**OBJECTIVE:**
Would you extract the whole listing below and retype it exactly?

**DATASET RECORDS:**
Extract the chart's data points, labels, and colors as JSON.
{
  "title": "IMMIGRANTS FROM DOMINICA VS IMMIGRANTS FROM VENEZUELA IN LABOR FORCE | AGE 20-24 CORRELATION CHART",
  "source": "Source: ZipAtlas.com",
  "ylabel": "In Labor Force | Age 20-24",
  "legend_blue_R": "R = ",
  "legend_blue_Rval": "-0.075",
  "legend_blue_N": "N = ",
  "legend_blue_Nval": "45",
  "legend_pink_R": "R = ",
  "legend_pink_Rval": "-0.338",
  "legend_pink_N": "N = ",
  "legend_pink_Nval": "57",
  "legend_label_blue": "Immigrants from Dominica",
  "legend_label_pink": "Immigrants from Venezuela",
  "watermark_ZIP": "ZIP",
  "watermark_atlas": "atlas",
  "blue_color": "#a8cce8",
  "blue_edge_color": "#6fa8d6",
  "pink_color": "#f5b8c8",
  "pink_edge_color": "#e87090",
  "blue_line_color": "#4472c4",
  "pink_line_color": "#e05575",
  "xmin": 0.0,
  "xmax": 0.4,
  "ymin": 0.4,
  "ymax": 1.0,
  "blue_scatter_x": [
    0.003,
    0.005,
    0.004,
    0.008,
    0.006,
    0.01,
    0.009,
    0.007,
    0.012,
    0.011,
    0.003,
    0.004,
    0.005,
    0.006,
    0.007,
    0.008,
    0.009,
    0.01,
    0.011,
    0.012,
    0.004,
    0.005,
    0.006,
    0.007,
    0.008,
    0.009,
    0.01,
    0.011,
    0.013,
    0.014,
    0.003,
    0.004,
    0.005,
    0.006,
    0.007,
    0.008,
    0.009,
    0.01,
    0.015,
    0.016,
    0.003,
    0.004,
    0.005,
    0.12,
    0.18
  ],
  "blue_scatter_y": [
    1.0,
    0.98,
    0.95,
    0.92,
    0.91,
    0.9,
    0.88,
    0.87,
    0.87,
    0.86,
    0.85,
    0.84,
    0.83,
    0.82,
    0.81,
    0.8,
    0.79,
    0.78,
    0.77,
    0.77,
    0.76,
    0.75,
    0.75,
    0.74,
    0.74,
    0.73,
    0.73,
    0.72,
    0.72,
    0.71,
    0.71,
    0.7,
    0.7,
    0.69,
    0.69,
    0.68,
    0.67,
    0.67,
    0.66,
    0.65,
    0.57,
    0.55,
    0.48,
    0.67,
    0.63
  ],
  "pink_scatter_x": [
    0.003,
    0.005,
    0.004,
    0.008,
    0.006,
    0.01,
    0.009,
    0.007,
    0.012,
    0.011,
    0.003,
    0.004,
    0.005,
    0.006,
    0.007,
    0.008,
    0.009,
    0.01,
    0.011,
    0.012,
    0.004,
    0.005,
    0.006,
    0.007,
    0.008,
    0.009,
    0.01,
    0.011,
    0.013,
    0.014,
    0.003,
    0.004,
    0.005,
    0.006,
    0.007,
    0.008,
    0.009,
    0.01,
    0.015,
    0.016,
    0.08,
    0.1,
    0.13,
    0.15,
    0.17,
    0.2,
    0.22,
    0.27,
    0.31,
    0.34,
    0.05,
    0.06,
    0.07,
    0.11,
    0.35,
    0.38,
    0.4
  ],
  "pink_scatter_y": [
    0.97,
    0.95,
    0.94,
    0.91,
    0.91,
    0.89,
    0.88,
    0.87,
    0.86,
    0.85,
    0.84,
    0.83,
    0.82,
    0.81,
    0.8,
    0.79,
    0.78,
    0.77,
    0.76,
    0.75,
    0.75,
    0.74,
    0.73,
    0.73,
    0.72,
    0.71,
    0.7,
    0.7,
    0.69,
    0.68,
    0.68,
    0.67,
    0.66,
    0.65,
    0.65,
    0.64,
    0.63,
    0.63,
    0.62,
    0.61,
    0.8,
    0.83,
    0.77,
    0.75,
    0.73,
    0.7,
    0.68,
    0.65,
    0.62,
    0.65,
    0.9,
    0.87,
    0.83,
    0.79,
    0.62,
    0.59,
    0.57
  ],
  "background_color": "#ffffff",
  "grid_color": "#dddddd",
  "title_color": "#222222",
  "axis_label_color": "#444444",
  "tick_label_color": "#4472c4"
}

**THE ANSWER:**
Extract the chart's data points, labels, and colors as JSON.
{
  "title": "IMMIGRANTS FROM DOMINICA VS IMMIGRANTS FROM VENEZUELA IN LABOR FORCE | AGE 20-24 CORRELATION CHART",
  "source": "Source: ZipAtlas.com",
  "ylabel": "In Labor Force | Age 20-24",
  "legend_blue_R": "R = ",
  "legend_blue_Rval": "-0.075",
  "legend_blue_N": "N = ",
  "legend_blue_Nval": "45",
  "legend_pink_R": "R = ",
  "legend_pink_Rval": "-0.338",
  "legend_pink_N": "N = ",
  "legend_pink_Nval": "57",
  "legend_label_blue": "Immigrants from Dominica",
  "legend_label_pink": "Immigrants from Venezuela",
  "watermark_ZIP": "ZIP",
  "watermark_atlas": "atlas",
  "blue_color": "#a8cce8",
  "blue_edge_color": "#6fa8d6",
  "pink_color": "#f5b8c8",
  "pink_edge_color": "#e87090",
  "blue_line_color": "#4472c4",
  "pink_line_color": "#e05575",
  "xmin": 0.0,
  "xmax": 0.4,
  "ymin": 0.4,
  "ymax": 1.0,
  "blue_scatter_x": [
    0.003,
    0.005,
    0.004,
    0.008,
    0.006,
    0.01,
    0.009,
    0.007,
    0.012,
    0.011,
    0.003,
    0.004,
    0.005,
    0.006,
    0.007,
    0.008,
    0.009,
    0.01,
    0.011,
    0.012,
    0.004,
    0.005,
    0.006,
    0.007,
    0.008,
    0.009,
    0.01,
    0.011,
    0.013,
    0.014,
    0.003,
    0.004,
    0.005,
    0.006,
    0.007,
    0.008,
    0.009,
    0.01,
    0.015,
    0.016,
    0.003,
    0.004,
    0.005,
    0.12,
    0.18
  ],
  "blue_scatter_y": [
    1.0,
    0.98,
    0.95,
    0.92,
    0.91,
    0.9,
    0.88,
    0.87,
    0.87,
    0.86,
    0.85,
    0.84,
    0.83,
    0.82,
    0.81,
    0.8,
    0.79,
    0.78,
    0.77,
    0.77,
    0.76,
    0.75,
    0.75,
    0.74,
    0.74,
    0.73,
    0.73,
    0.72,
    0.72,
    0.71,
    0.71,
    0.7,
    0.7,
    0.69,
    0.69,
    0.68,
    0.67,
    0.67,
    0.66,
    0.65,
    0.57,
    0.55,
    0.48,
    0.67,
    0.63
  ],
  "pink_scatter_x": [
    0.003,
    0.005,
    0.004,
    0.008,
    0.006,
    0.01,
    0.009,
    0.007,
    0.012,
    0.011,
    0.003,
    0.004,
    0.005,
    0.006,
    0.007,
    0.008,
    0.009,
    0.01,
    0.011,
    0.012,
    0.004,
    0.005,
    0.006,
    0.007,
    0.008,
    0.009,
    0.01,
    0.011,
    0.013,
    0.014,
    0.003,
    0.004,
    0.005,
    0.006,
    0.007,
    0.008,
    0.009,
    0.01,
    0.015,
    0.016,
    0.08,
    0.1,
    0.13,
    0.15,
    0.17,
    0.2,
    0.22,
    0.27,
    0.31,
    0.34,
    0.05,
    0.06,
    0.07,
    0.11,
    0.35,
    0.38,
    0.4
  ],
  "pink_scatter_y": [
    0.97,
    0.95,
    0.94,
    0.91,
    0.91,
    0.89,
    0.88,
    0.87,
    0.86,
    0.85,
    0.84,
    0.83,
    0.82,
    0.81,
    0.8,
    0.79,
    0.78,
    0.77,
    0.76,
    0.75,
    0.75,
    0.74,
    0.73,
    0.73,
    0.72,
    0.71,
    0.7,
    0.7,
    0.69,
    0.68,
    0.68,
    0.67,
    0.66,
    0.65,
    0.65,
    0.64,
    0.63,
    0.63,
    0.62,
    0.61,
    0.8,
    0.83,
    0.77,
    0.75,
    0.73,
    0.7,
    0.68,
    0.65,
    0.62,
    0.65,
    0.9,
    0.87,
    0.83,
    0.79,
    0.62,
    0.59,
    0.57
  ],
  "background_color": "#ffffff",
  "grid_color": "#dddddd",
  "title_color": "#222222",
  "axis_label_color": "#444444",
  "tick_label_color": "#4472c4"
}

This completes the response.